**Available records**
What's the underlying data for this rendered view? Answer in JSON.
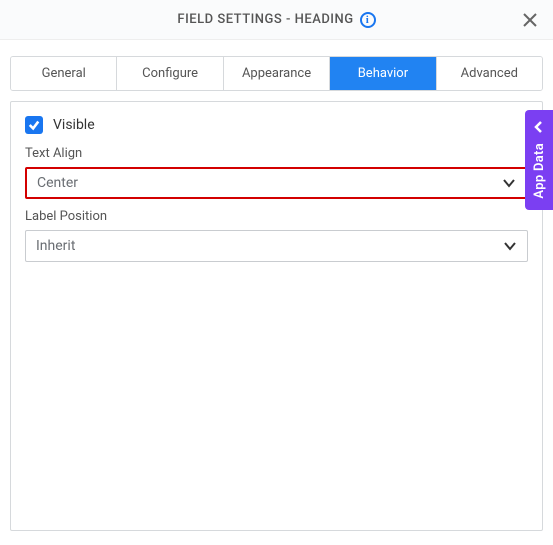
{
  "header": {
    "title": "FIELD SETTINGS - HEADING"
  },
  "tabs": [
    {
      "label": "General"
    },
    {
      "label": "Configure"
    },
    {
      "label": "Appearance"
    },
    {
      "label": "Behavior"
    },
    {
      "label": "Advanced"
    }
  ],
  "behavior": {
    "visible_label": "Visible",
    "text_align_label": "Text Align",
    "text_align_value": "Center",
    "label_position_label": "Label Position",
    "label_position_value": "Inherit"
  },
  "side": {
    "label": "App Data"
  }
}
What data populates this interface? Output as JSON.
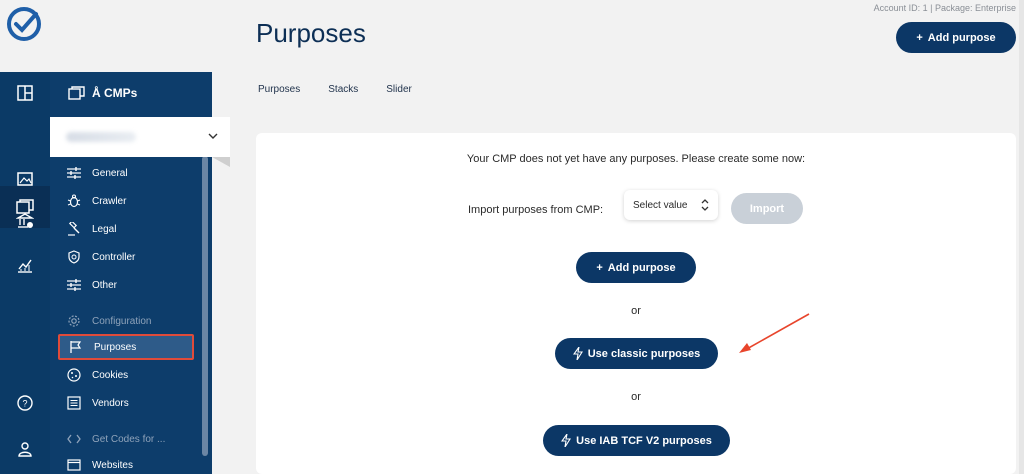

**Task statement**
Omitting all images, retype each line of the records precisely.

**Written solution**
What's the underlying data for this rendered view? Answer in JSON.
{
  "header": {
    "title": "FIELD SETTINGS - HEADING"
  },
  "tabs": [
    {
      "label": "General"
    },
    {
      "label": "Configure"
    },
    {
      "label": "Appearance"
    },
    {
      "label": "Behavior"
    },
    {
      "label": "Advanced"
    }
  ],
  "behavior": {
    "visible_label": "Visible",
    "text_align_label": "Text Align",
    "text_align_value": "Center",
    "label_position_label": "Label Position",
    "label_position_value": "Inherit"
  },
  "side": {
    "label": "App Data"
  }
}
What data populates this interface? Output as JSON.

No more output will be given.